Scan the entries below for the word "Device". Copy each line that has it.

::::::

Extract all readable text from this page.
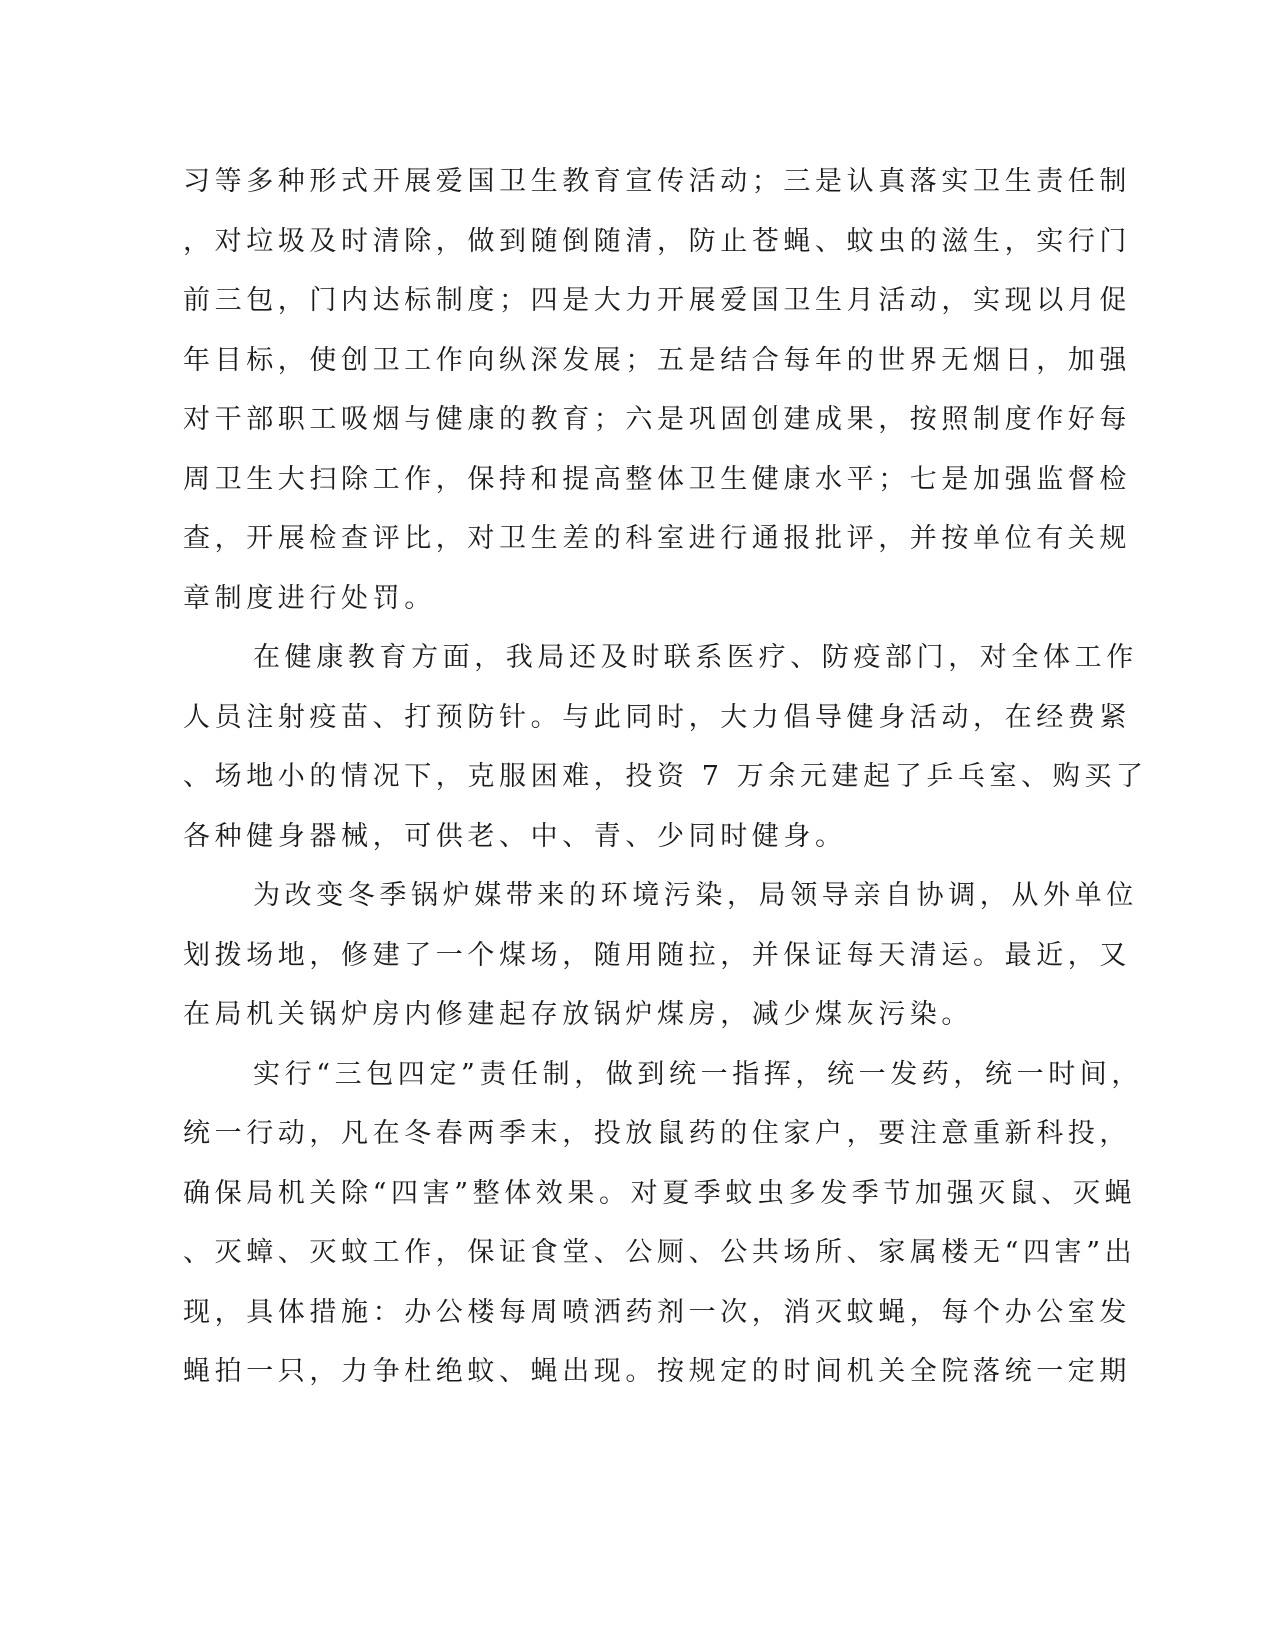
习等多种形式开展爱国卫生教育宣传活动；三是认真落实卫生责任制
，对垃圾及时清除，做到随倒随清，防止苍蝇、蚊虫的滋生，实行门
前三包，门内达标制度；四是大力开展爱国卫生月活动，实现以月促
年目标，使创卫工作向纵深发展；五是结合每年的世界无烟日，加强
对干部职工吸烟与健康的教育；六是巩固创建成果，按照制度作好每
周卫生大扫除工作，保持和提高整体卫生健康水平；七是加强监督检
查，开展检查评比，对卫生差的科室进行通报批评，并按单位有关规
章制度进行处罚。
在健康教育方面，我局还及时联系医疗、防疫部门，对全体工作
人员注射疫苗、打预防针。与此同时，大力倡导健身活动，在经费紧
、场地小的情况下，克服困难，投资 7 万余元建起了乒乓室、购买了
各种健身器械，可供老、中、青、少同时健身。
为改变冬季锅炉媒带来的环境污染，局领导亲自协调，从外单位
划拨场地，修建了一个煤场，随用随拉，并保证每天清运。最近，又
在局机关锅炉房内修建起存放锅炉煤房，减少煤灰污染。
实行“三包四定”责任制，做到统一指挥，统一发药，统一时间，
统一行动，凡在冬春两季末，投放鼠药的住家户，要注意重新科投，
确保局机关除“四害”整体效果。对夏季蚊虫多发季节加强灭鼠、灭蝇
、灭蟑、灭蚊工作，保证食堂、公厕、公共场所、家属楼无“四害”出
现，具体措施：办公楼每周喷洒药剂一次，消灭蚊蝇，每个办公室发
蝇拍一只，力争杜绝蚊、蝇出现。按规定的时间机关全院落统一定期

::::::

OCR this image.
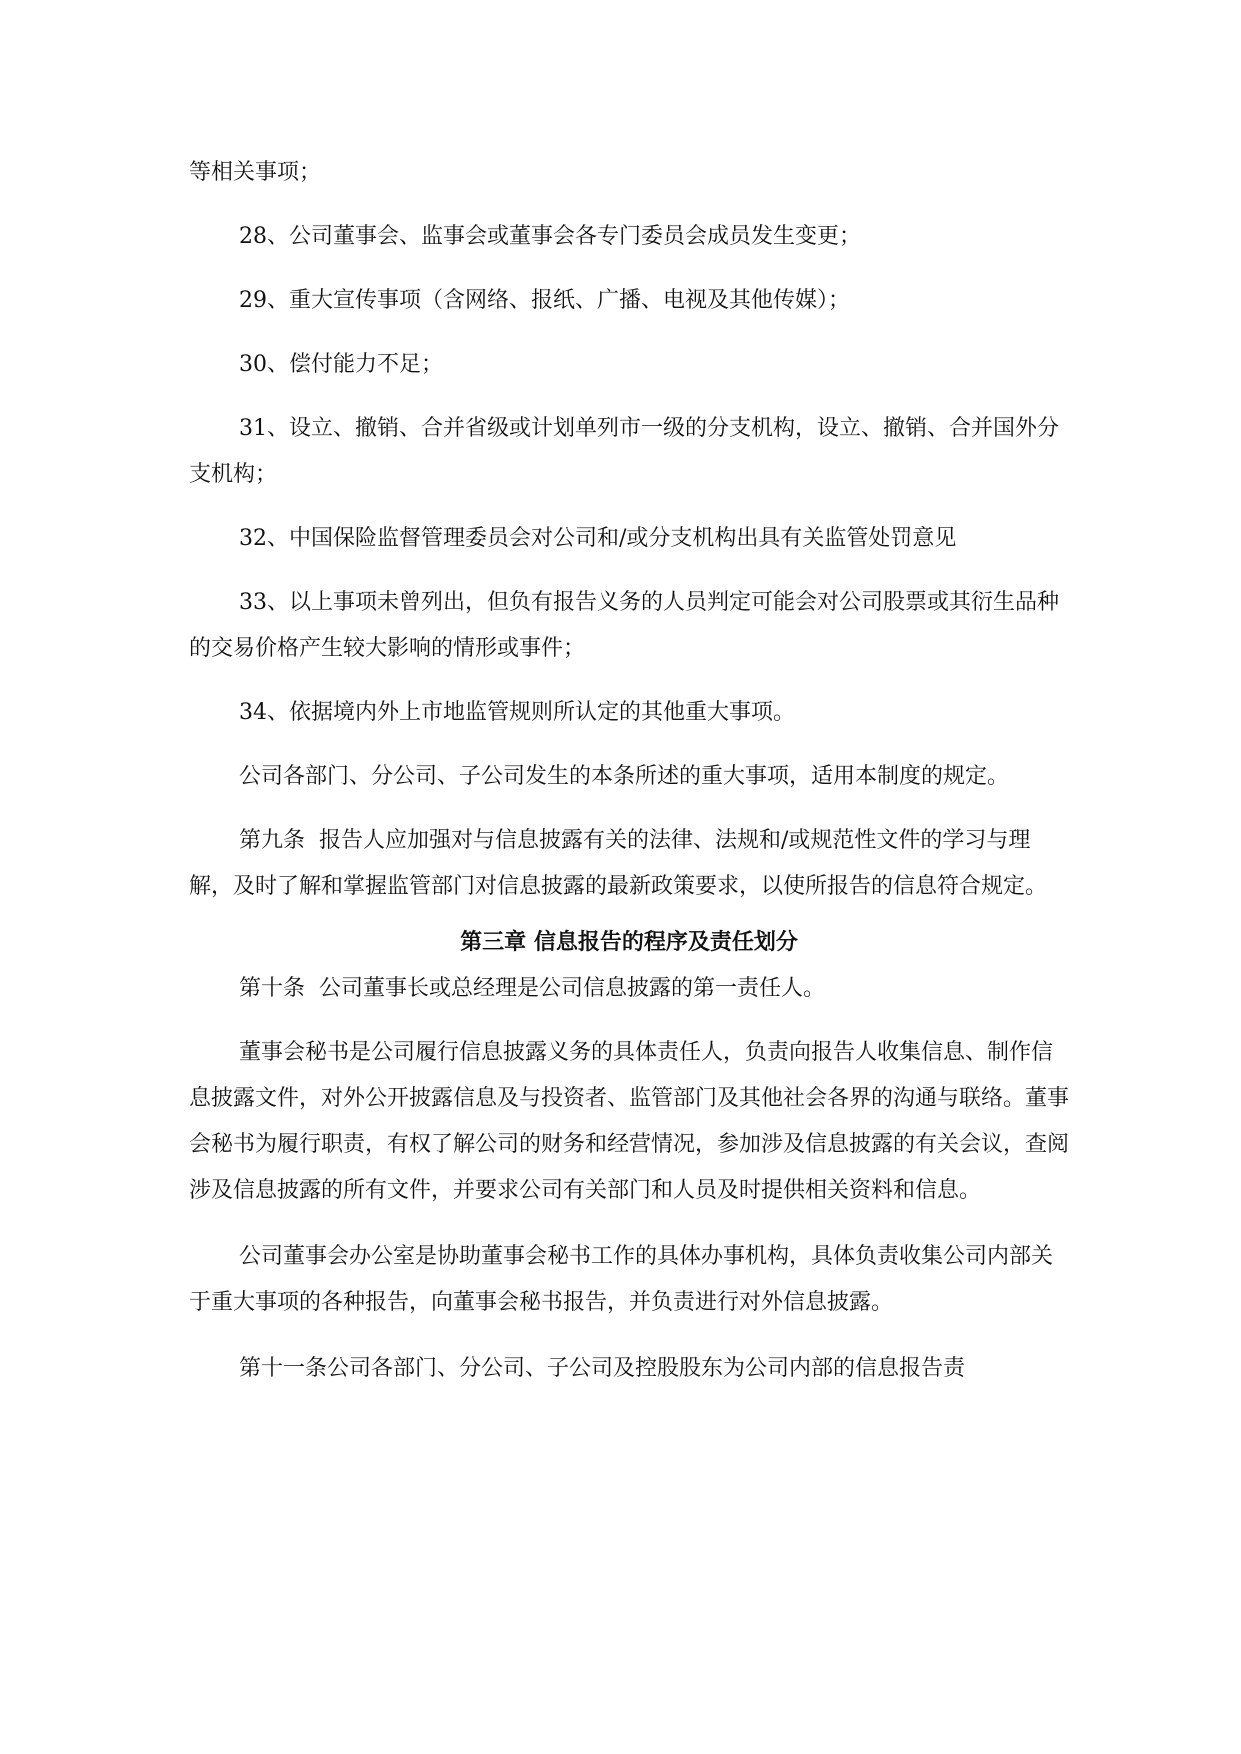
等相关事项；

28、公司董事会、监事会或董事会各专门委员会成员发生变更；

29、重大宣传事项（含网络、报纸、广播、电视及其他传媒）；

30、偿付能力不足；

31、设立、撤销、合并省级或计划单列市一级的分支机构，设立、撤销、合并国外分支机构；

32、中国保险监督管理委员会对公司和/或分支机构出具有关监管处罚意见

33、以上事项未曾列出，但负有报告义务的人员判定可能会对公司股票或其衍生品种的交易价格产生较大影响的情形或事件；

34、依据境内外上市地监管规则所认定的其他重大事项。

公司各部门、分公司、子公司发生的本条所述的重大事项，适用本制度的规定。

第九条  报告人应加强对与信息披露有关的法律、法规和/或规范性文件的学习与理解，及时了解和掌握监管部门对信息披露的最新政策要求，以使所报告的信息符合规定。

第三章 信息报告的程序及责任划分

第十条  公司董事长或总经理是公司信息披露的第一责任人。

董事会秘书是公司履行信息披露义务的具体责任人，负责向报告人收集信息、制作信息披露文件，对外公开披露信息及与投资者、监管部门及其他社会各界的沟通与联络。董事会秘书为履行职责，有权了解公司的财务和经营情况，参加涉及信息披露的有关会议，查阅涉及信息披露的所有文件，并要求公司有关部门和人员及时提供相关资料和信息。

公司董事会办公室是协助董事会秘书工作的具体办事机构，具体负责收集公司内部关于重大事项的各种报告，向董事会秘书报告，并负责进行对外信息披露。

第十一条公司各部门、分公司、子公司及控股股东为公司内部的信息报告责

::::::

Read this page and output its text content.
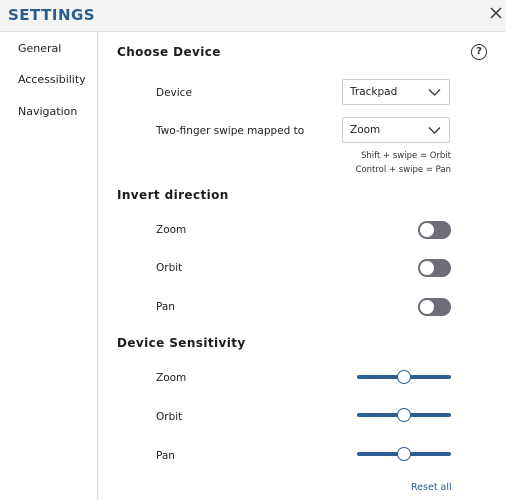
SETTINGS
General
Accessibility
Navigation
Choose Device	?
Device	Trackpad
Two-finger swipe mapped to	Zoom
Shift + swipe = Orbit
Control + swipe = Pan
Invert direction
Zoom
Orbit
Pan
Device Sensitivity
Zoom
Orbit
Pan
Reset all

::::::

WRITTEN SOLUTION:
Choose Device	?
Device	Trackpad
Device Sensitivity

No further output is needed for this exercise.